● **REQUIREMENT**:
Across the entries below, count the lines in which the word "type" occurs. Reply with the count alone.
[DATASET ROWS start]
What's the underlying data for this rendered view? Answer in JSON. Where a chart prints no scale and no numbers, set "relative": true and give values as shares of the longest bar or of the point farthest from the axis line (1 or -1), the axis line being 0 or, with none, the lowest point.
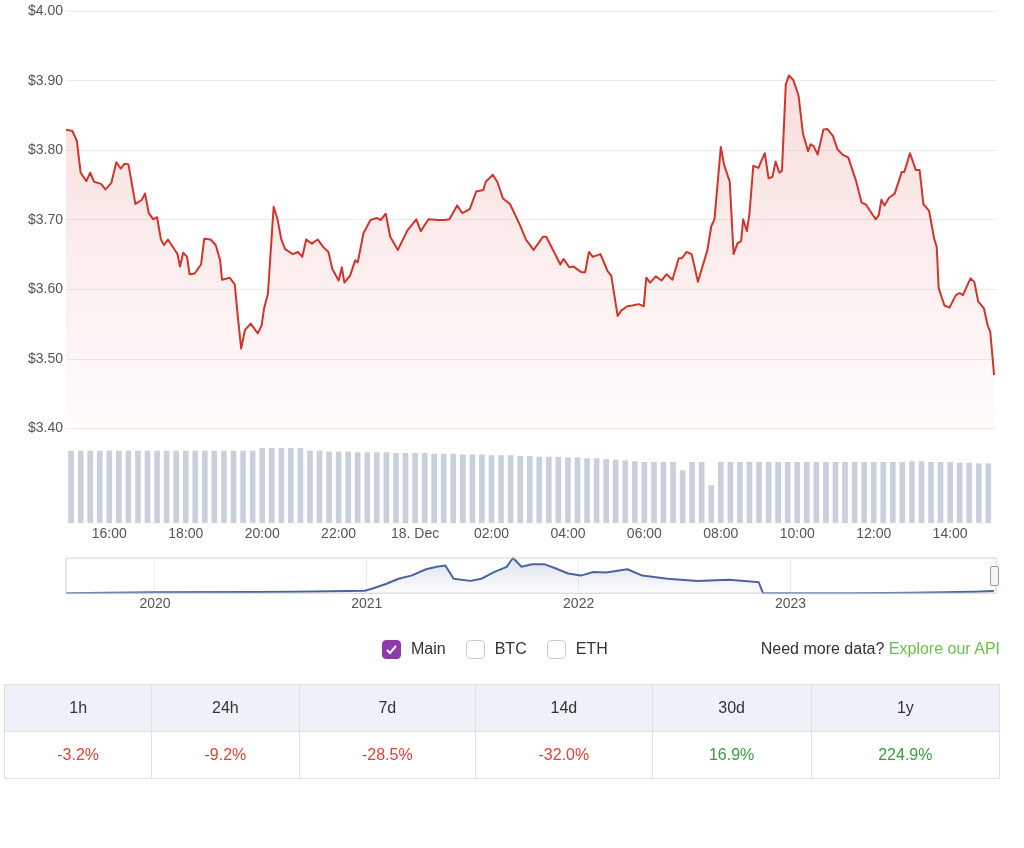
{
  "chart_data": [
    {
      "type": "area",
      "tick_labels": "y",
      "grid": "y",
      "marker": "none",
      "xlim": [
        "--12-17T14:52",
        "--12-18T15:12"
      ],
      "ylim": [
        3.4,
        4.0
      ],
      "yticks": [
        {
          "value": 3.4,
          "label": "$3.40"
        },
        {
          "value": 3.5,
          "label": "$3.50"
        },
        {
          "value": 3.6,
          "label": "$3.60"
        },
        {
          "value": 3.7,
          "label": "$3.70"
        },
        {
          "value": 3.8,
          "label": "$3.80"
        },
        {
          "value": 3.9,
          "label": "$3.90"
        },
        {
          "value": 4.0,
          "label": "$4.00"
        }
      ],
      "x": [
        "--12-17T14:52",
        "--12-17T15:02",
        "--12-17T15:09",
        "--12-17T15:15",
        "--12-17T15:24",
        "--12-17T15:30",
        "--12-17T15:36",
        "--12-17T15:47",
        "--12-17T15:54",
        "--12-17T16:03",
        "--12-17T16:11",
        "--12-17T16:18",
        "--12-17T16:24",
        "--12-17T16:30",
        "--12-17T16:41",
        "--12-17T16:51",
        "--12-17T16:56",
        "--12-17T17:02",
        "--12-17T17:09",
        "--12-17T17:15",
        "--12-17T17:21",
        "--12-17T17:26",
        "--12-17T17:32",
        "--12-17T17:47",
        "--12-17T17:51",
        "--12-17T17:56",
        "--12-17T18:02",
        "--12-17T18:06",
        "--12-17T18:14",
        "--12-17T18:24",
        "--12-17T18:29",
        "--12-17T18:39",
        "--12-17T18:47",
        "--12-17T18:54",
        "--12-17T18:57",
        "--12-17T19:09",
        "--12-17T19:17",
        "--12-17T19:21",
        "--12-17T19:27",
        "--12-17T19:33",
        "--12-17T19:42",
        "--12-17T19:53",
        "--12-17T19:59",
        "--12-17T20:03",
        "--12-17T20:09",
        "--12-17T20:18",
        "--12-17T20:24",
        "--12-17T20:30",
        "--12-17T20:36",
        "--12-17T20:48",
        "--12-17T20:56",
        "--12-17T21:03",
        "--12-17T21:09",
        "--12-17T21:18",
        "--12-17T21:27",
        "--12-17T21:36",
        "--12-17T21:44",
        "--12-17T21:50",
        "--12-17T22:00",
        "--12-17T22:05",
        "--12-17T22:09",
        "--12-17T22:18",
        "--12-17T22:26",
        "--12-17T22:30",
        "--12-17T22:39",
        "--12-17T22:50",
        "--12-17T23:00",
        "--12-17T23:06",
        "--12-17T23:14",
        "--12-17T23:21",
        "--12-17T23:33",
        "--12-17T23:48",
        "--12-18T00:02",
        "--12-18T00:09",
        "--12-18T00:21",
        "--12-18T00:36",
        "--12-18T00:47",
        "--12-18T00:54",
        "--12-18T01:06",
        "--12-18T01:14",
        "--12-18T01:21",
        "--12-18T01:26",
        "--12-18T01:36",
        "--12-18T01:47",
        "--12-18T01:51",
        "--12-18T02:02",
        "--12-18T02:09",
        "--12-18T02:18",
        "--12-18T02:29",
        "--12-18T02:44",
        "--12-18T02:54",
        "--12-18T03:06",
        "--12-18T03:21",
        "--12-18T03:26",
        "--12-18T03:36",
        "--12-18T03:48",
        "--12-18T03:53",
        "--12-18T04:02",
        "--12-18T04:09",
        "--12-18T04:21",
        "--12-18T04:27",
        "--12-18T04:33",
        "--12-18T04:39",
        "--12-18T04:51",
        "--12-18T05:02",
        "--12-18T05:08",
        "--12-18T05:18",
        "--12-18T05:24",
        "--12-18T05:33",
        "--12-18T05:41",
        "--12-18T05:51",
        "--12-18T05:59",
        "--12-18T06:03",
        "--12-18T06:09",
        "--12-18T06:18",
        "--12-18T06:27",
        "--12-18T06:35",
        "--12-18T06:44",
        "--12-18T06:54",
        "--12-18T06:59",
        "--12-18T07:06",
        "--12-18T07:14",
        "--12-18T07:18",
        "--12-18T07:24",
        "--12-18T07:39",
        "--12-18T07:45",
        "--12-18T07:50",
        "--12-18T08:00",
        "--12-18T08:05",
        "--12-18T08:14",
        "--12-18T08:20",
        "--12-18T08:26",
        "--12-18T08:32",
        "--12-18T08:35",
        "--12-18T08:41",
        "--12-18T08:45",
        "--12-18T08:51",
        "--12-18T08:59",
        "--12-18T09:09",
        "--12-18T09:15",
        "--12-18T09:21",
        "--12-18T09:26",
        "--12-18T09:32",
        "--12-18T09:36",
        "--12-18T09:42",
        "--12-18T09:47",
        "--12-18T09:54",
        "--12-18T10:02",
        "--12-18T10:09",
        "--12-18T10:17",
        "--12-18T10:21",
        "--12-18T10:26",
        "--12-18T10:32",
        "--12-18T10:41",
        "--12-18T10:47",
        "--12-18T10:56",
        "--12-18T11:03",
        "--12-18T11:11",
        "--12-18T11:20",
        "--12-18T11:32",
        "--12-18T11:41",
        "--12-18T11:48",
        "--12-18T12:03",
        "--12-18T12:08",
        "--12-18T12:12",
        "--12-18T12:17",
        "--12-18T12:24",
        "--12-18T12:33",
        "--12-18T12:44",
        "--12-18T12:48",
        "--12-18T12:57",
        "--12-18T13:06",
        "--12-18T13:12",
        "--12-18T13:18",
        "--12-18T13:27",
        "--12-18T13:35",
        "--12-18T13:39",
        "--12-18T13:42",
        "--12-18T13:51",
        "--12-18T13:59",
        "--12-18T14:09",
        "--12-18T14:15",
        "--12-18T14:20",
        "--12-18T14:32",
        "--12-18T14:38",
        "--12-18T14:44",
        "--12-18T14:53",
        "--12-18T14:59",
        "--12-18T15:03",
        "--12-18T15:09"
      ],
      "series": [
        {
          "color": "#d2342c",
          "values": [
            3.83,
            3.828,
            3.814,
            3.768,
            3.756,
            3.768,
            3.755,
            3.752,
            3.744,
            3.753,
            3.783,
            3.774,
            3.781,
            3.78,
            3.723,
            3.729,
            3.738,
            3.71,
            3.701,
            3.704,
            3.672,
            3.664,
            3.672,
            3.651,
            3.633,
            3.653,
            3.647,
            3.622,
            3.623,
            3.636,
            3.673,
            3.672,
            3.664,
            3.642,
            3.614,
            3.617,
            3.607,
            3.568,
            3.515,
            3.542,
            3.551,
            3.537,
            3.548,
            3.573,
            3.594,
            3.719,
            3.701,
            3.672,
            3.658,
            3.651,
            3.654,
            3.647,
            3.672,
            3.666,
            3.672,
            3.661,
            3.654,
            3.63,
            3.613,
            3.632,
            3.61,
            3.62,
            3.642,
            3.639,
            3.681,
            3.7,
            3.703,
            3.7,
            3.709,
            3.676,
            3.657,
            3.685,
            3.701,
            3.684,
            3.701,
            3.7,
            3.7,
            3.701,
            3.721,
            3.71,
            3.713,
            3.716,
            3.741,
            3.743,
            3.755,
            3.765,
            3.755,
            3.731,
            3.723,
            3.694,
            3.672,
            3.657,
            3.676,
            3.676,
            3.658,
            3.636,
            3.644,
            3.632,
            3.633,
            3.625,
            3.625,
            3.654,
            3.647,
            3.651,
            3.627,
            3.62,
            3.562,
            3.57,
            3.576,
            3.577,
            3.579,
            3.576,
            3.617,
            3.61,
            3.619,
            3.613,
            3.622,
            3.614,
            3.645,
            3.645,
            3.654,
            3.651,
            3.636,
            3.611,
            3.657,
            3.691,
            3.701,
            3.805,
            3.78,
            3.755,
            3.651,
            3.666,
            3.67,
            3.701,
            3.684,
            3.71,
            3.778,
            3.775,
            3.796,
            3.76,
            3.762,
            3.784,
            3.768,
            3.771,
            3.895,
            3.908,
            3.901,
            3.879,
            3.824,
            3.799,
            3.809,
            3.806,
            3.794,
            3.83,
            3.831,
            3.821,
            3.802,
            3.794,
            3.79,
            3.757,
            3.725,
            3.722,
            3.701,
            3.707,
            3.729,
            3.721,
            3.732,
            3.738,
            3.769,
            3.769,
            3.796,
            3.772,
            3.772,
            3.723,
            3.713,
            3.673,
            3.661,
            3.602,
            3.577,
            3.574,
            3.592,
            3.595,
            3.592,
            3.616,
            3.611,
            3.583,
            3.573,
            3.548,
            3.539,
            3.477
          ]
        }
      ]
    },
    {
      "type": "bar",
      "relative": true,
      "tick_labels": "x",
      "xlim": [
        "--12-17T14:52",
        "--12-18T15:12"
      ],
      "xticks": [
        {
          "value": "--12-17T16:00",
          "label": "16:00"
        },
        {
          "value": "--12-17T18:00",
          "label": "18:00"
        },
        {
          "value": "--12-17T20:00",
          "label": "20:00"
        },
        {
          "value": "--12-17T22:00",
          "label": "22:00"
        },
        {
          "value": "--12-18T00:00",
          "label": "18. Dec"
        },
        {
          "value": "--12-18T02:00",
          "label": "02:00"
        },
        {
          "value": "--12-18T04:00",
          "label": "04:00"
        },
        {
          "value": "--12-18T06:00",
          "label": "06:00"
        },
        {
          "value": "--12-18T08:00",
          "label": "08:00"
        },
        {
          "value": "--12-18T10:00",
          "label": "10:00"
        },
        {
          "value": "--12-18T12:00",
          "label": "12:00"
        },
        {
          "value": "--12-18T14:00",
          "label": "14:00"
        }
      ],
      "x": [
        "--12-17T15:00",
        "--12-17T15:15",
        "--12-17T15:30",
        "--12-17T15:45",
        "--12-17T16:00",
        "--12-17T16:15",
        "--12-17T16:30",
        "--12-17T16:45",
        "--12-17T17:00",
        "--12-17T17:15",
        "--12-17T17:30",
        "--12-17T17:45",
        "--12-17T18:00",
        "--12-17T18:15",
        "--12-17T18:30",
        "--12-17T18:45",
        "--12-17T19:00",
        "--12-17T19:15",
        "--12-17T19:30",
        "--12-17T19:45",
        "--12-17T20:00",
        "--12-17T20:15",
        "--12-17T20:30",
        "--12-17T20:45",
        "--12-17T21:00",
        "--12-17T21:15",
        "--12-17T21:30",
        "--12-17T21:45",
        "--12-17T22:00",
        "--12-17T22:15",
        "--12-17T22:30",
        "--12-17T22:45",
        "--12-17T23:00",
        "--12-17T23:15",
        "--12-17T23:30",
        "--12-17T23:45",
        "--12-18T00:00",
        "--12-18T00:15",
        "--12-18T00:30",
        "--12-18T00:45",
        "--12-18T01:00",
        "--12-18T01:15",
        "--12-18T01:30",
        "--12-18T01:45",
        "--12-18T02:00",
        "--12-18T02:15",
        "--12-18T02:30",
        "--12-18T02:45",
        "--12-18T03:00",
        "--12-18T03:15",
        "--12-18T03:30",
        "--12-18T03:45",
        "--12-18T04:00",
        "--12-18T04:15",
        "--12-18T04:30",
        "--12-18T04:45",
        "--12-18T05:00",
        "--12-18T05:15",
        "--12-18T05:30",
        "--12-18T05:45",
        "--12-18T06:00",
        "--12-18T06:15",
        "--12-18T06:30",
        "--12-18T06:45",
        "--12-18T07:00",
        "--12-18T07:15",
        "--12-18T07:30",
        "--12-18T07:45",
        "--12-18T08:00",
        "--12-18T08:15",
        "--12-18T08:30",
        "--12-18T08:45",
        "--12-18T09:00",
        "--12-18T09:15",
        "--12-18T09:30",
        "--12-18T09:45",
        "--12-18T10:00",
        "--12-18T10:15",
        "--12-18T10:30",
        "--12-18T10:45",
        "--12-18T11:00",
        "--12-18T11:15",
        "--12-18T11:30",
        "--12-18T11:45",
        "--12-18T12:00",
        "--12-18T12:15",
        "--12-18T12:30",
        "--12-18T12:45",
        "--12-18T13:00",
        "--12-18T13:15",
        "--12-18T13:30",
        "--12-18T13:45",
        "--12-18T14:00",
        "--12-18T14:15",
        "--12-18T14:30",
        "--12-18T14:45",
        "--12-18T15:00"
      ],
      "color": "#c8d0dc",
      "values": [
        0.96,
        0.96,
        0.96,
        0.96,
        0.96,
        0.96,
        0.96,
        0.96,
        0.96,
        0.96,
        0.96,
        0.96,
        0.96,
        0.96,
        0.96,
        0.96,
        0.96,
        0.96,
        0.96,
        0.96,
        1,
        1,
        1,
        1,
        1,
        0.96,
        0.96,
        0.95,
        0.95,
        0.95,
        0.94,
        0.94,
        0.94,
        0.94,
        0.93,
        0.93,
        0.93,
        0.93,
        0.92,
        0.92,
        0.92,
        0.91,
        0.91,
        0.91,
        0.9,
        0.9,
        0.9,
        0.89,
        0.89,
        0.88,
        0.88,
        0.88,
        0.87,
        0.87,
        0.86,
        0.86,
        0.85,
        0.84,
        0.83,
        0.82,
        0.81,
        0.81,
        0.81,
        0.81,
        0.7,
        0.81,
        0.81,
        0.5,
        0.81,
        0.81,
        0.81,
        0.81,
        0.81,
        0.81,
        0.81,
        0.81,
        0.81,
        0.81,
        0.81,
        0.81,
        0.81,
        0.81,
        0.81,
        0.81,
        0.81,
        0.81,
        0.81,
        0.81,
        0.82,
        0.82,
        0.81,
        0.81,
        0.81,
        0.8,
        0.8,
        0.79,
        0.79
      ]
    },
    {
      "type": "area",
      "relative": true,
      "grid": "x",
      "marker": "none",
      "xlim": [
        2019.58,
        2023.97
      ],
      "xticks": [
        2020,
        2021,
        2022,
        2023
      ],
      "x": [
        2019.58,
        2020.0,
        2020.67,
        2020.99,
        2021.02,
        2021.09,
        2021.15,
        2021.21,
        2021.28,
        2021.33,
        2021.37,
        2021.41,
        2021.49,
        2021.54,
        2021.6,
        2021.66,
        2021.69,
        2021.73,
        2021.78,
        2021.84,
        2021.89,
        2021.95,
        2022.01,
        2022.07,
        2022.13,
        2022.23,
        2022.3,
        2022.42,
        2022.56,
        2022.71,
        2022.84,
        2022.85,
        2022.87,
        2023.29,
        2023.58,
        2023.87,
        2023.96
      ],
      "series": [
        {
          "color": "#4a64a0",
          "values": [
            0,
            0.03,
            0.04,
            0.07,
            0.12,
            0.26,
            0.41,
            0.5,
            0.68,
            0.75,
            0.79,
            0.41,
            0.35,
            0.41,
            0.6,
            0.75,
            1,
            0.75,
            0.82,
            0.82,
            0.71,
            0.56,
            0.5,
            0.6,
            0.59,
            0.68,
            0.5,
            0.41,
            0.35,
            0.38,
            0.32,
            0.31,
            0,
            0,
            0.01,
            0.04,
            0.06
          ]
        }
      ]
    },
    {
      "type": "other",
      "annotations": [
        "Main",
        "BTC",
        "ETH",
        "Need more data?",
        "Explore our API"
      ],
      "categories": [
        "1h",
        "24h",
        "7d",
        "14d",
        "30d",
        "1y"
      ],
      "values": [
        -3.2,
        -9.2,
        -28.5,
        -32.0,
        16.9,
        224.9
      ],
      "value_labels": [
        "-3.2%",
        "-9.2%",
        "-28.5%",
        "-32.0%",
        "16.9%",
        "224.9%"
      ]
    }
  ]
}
[DATASET ROWS end]
● **REPLY TO THE TASK**:
4